(Rows from a figure dataset)
---------------

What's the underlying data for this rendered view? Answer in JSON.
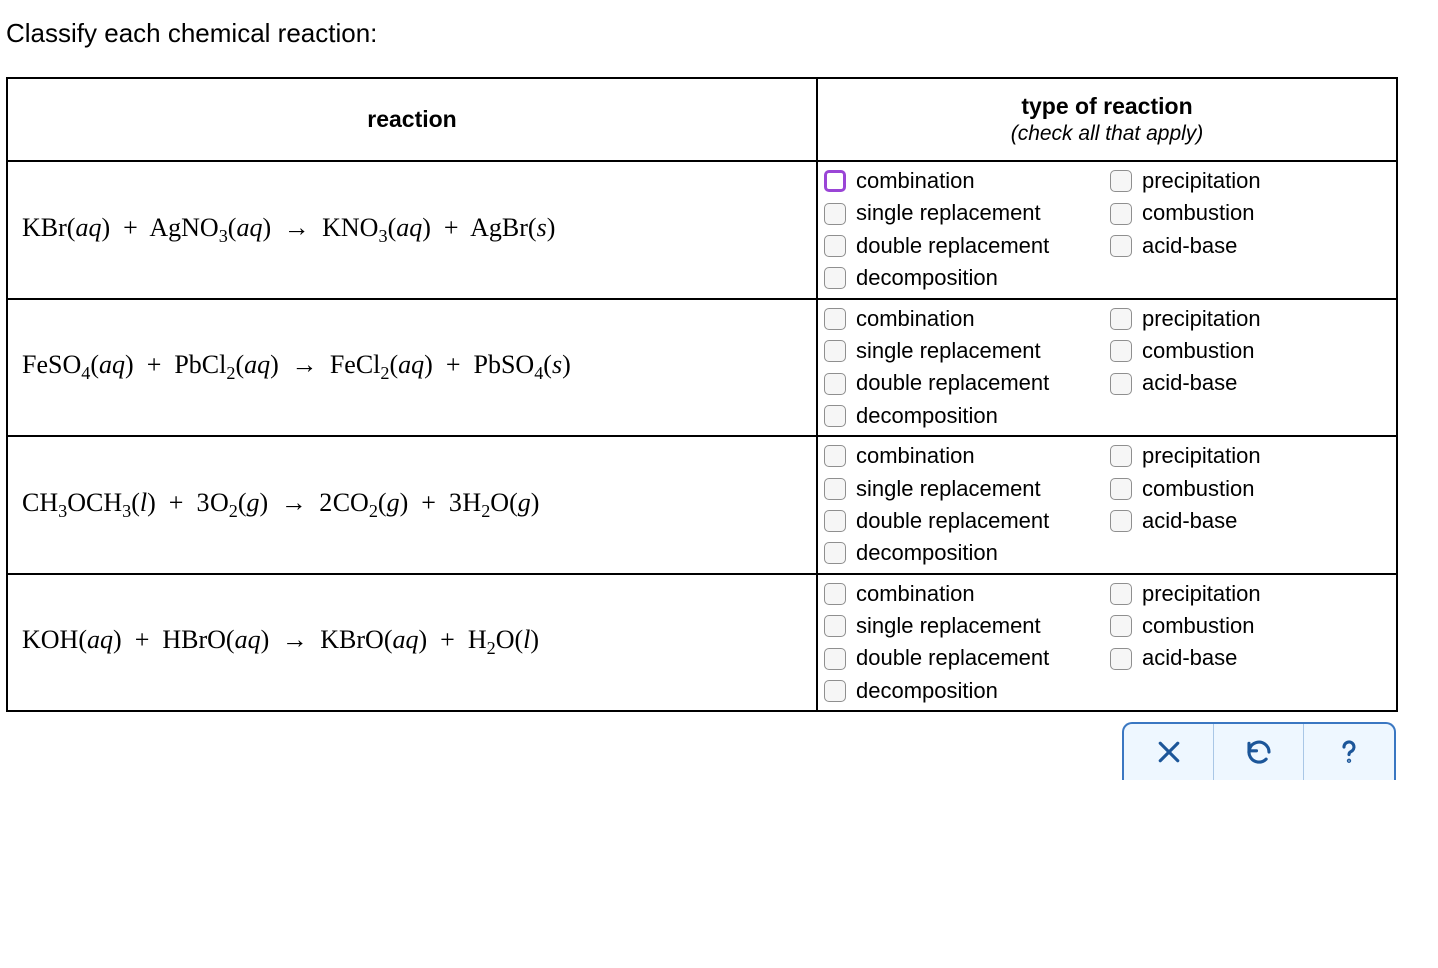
{
  "prompt": "Classify each chemical reaction:",
  "columns": {
    "reaction": "reaction",
    "type_title": "type of reaction",
    "type_sub": "(check all that apply)"
  },
  "option_labels": {
    "combination": "combination",
    "precipitation": "precipitation",
    "single_replacement": "single replacement",
    "combustion": "combustion",
    "double_replacement": "double replacement",
    "acid_base": "acid-base",
    "decomposition": "decomposition"
  },
  "reactions": [
    {
      "id": "r1",
      "reactants": [
        {
          "formula": "KBr",
          "state": "aq",
          "coeff": ""
        },
        {
          "formula": "AgNO_3",
          "state": "aq",
          "coeff": ""
        }
      ],
      "products": [
        {
          "formula": "KNO_3",
          "state": "aq",
          "coeff": ""
        },
        {
          "formula": "AgBr",
          "state": "s",
          "coeff": ""
        }
      ],
      "highlighted_checkbox": "combination"
    },
    {
      "id": "r2",
      "reactants": [
        {
          "formula": "FeSO_4",
          "state": "aq",
          "coeff": ""
        },
        {
          "formula": "PbCl_2",
          "state": "aq",
          "coeff": ""
        }
      ],
      "products": [
        {
          "formula": "FeCl_2",
          "state": "aq",
          "coeff": ""
        },
        {
          "formula": "PbSO_4",
          "state": "s",
          "coeff": ""
        }
      ],
      "highlighted_checkbox": null
    },
    {
      "id": "r3",
      "reactants": [
        {
          "formula": "CH_3OCH_3",
          "state": "l",
          "coeff": ""
        },
        {
          "formula": "O_2",
          "state": "g",
          "coeff": "3"
        }
      ],
      "products": [
        {
          "formula": "CO_2",
          "state": "g",
          "coeff": "2"
        },
        {
          "formula": "H_2O",
          "state": "g",
          "coeff": "3"
        }
      ],
      "highlighted_checkbox": null
    },
    {
      "id": "r4",
      "reactants": [
        {
          "formula": "KOH",
          "state": "aq",
          "coeff": ""
        },
        {
          "formula": "HBrO",
          "state": "aq",
          "coeff": ""
        }
      ],
      "products": [
        {
          "formula": "KBrO",
          "state": "aq",
          "coeff": ""
        },
        {
          "formula": "H_2O",
          "state": "l",
          "coeff": ""
        }
      ],
      "highlighted_checkbox": null
    }
  ],
  "option_order_col1": [
    "combination",
    "single_replacement",
    "double_replacement",
    "decomposition"
  ],
  "option_order_col2": [
    "precipitation",
    "combustion",
    "acid_base"
  ],
  "buttons": {
    "close": "close-icon",
    "reset": "reset-icon",
    "help": "help-icon"
  },
  "colors": {
    "border": "#000000",
    "checkbox_border": "#8f8f8f",
    "checkbox_bg": "#f6f6f6",
    "highlight_border": "#9a45d6",
    "button_panel_border": "#3a77c2",
    "button_panel_bg": "#eef7ff",
    "button_fg": "#1c5699",
    "button_divider": "#a9c7e6"
  }
}
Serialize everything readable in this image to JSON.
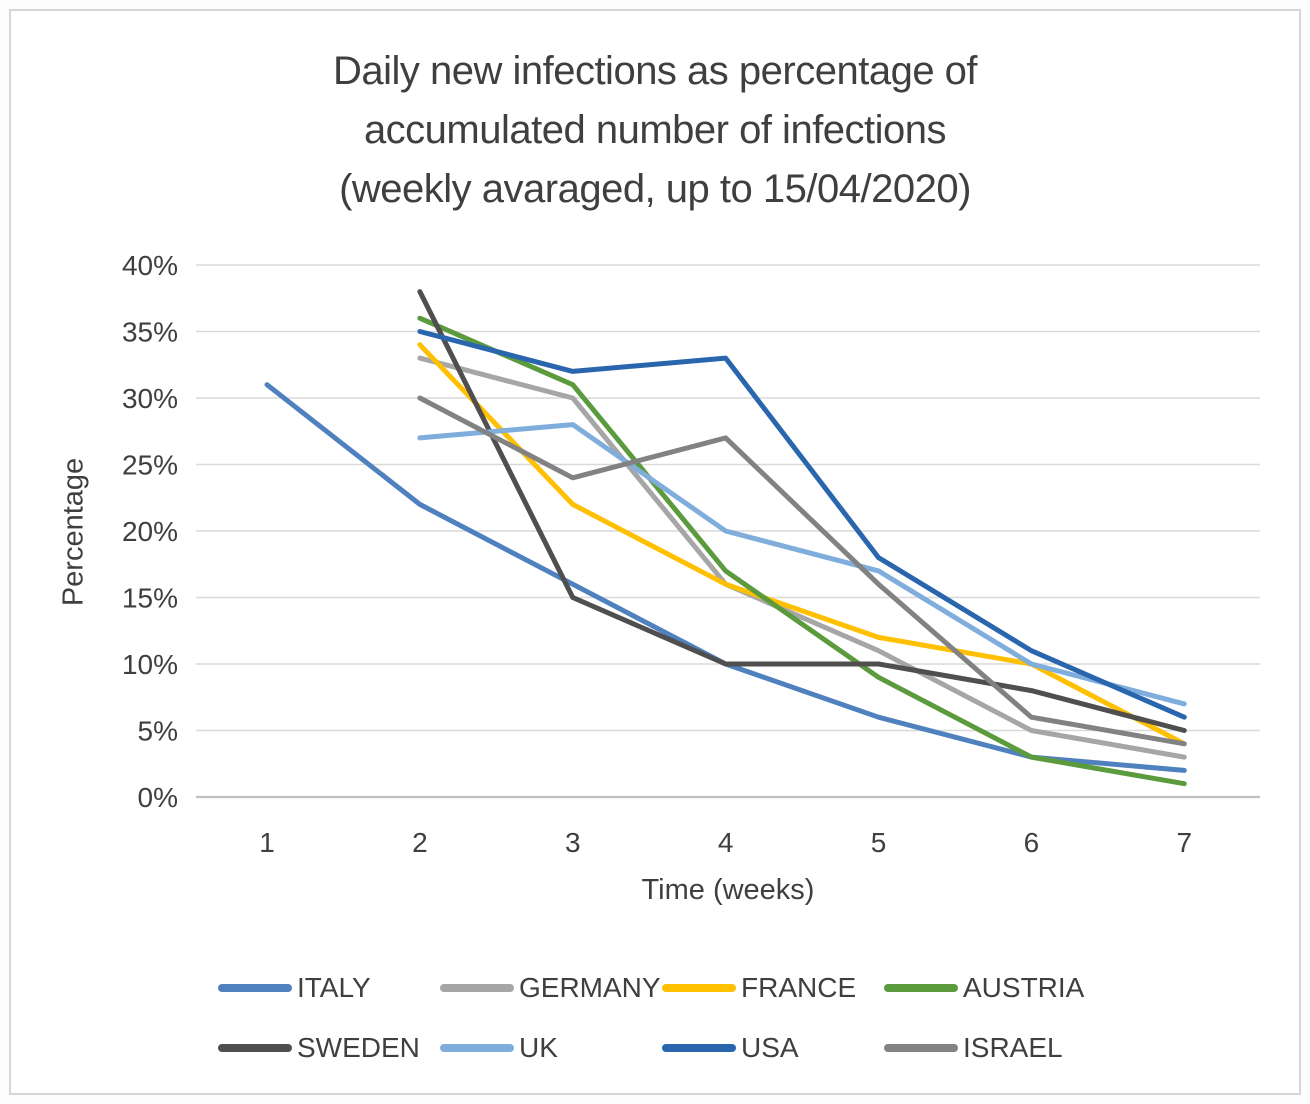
{
  "page": {
    "card_border_color": "#d5d5d5",
    "background_color": "#ffffff"
  },
  "chart_data": {
    "type": "line",
    "title_lines": [
      "Daily new infections as percentage of",
      "accumulated number of infections",
      "(weekly avaraged, up to 15/04/2020)"
    ],
    "xlabel": "Time (weeks)",
    "ylabel": "Percentage",
    "x": [
      1,
      2,
      3,
      4,
      5,
      6,
      7
    ],
    "x_tick_labels": [
      "1",
      "2",
      "3",
      "4",
      "5",
      "6",
      "7"
    ],
    "y_ticks": [
      0,
      5,
      10,
      15,
      20,
      25,
      30,
      35,
      40
    ],
    "y_tick_suffix": "%",
    "ylim": [
      0,
      40
    ],
    "grid": true,
    "legend_position": "bottom",
    "colors": {
      "gridline": "#d9d9d9",
      "axis_line": "#bfbfbf",
      "text": "#3f3f3f"
    },
    "series": [
      {
        "name": "ITALY",
        "color": "#4e81bd",
        "values": [
          31,
          22,
          16,
          10,
          6,
          3,
          2
        ]
      },
      {
        "name": "GERMANY",
        "color": "#a6a6a6",
        "values": [
          null,
          33,
          30,
          16,
          11,
          5,
          3
        ]
      },
      {
        "name": "FRANCE",
        "color": "#ffc001",
        "values": [
          null,
          34,
          22,
          16,
          12,
          10,
          4
        ]
      },
      {
        "name": "AUSTRIA",
        "color": "#5c9b3d",
        "values": [
          null,
          36,
          31,
          17,
          9,
          3,
          1
        ]
      },
      {
        "name": "SWEDEN",
        "color": "#4f4f4f",
        "values": [
          null,
          38,
          15,
          10,
          10,
          8,
          5
        ]
      },
      {
        "name": "UK",
        "color": "#7faedc",
        "values": [
          null,
          27,
          28,
          20,
          17,
          10,
          7
        ]
      },
      {
        "name": "USA",
        "color": "#2a66ae",
        "values": [
          null,
          35,
          32,
          33,
          18,
          11,
          6
        ]
      },
      {
        "name": "ISRAEL",
        "color": "#828282",
        "values": [
          null,
          30,
          24,
          27,
          16,
          6,
          4
        ]
      }
    ]
  }
}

---------------

[INSTRUCTIONS TO FOLLOW] Quote the entries in full. Any image among them is to be omitted from the copy.

[WRITTEN ANSWER]
What's the underlying data for this rendered view? Answer in JSON.
{
  "prompt": "Classify each chemical reaction:",
  "columns": {
    "reaction": "reaction",
    "type_title": "type of reaction",
    "type_sub": "(check all that apply)"
  },
  "option_labels": {
    "combination": "combination",
    "precipitation": "precipitation",
    "single_replacement": "single replacement",
    "combustion": "combustion",
    "double_replacement": "double replacement",
    "acid_base": "acid-base",
    "decomposition": "decomposition"
  },
  "reactions": [
    {
      "id": "r1",
      "reactants": [
        {
          "formula": "KBr",
          "state": "aq",
          "coeff": ""
        },
        {
          "formula": "AgNO_3",
          "state": "aq",
          "coeff": ""
        }
      ],
      "products": [
        {
          "formula": "KNO_3",
          "state": "aq",
          "coeff": ""
        },
        {
          "formula": "AgBr",
          "state": "s",
          "coeff": ""
        }
      ],
      "highlighted_checkbox": "combination"
    },
    {
      "id": "r2",
      "reactants": [
        {
          "formula": "FeSO_4",
          "state": "aq",
          "coeff": ""
        },
        {
          "formula": "PbCl_2",
          "state": "aq",
          "coeff": ""
        }
      ],
      "products": [
        {
          "formula": "FeCl_2",
          "state": "aq",
          "coeff": ""
        },
        {
          "formula": "PbSO_4",
          "state": "s",
          "coeff": ""
        }
      ],
      "highlighted_checkbox": null
    },
    {
      "id": "r3",
      "reactants": [
        {
          "formula": "CH_3OCH_3",
          "state": "l",
          "coeff": ""
        },
        {
          "formula": "O_2",
          "state": "g",
          "coeff": "3"
        }
      ],
      "products": [
        {
          "formula": "CO_2",
          "state": "g",
          "coeff": "2"
        },
        {
          "formula": "H_2O",
          "state": "g",
          "coeff": "3"
        }
      ],
      "highlighted_checkbox": null
    },
    {
      "id": "r4",
      "reactants": [
        {
          "formula": "KOH",
          "state": "aq",
          "coeff": ""
        },
        {
          "formula": "HBrO",
          "state": "aq",
          "coeff": ""
        }
      ],
      "products": [
        {
          "formula": "KBrO",
          "state": "aq",
          "coeff": ""
        },
        {
          "formula": "H_2O",
          "state": "l",
          "coeff": ""
        }
      ],
      "highlighted_checkbox": null
    }
  ],
  "option_order_col1": [
    "combination",
    "single_replacement",
    "double_replacement",
    "decomposition"
  ],
  "option_order_col2": [
    "precipitation",
    "combustion",
    "acid_base"
  ],
  "buttons": {
    "close": "close-icon",
    "reset": "reset-icon",
    "help": "help-icon"
  },
  "colors": {
    "border": "#000000",
    "checkbox_border": "#8f8f8f",
    "checkbox_bg": "#f6f6f6",
    "highlight_border": "#9a45d6",
    "button_panel_border": "#3a77c2",
    "button_panel_bg": "#eef7ff",
    "button_fg": "#1c5699",
    "button_divider": "#a9c7e6"
  }
}
Serialize everything readable in this image to JSON.
{
  "page": {
    "card_border_color": "#d5d5d5",
    "background_color": "#ffffff"
  },
  "chart_data": {
    "type": "line",
    "title_lines": [
      "Daily new infections as percentage of",
      "accumulated number of infections",
      "(weekly avaraged, up to 15/04/2020)"
    ],
    "xlabel": "Time (weeks)",
    "ylabel": "Percentage",
    "x": [
      1,
      2,
      3,
      4,
      5,
      6,
      7
    ],
    "x_tick_labels": [
      "1",
      "2",
      "3",
      "4",
      "5",
      "6",
      "7"
    ],
    "y_ticks": [
      0,
      5,
      10,
      15,
      20,
      25,
      30,
      35,
      40
    ],
    "y_tick_suffix": "%",
    "ylim": [
      0,
      40
    ],
    "grid": true,
    "legend_position": "bottom",
    "colors": {
      "gridline": "#d9d9d9",
      "axis_line": "#bfbfbf",
      "text": "#3f3f3f"
    },
    "series": [
      {
        "name": "ITALY",
        "color": "#4e81bd",
        "values": [
          31,
          22,
          16,
          10,
          6,
          3,
          2
        ]
      },
      {
        "name": "GERMANY",
        "color": "#a6a6a6",
        "values": [
          null,
          33,
          30,
          16,
          11,
          5,
          3
        ]
      },
      {
        "name": "FRANCE",
        "color": "#ffc001",
        "values": [
          null,
          34,
          22,
          16,
          12,
          10,
          4
        ]
      },
      {
        "name": "AUSTRIA",
        "color": "#5c9b3d",
        "values": [
          null,
          36,
          31,
          17,
          9,
          3,
          1
        ]
      },
      {
        "name": "SWEDEN",
        "color": "#4f4f4f",
        "values": [
          null,
          38,
          15,
          10,
          10,
          8,
          5
        ]
      },
      {
        "name": "UK",
        "color": "#7faedc",
        "values": [
          null,
          27,
          28,
          20,
          17,
          10,
          7
        ]
      },
      {
        "name": "USA",
        "color": "#2a66ae",
        "values": [
          null,
          35,
          32,
          33,
          18,
          11,
          6
        ]
      },
      {
        "name": "ISRAEL",
        "color": "#828282",
        "values": [
          null,
          30,
          24,
          27,
          16,
          6,
          4
        ]
      }
    ]
  }
}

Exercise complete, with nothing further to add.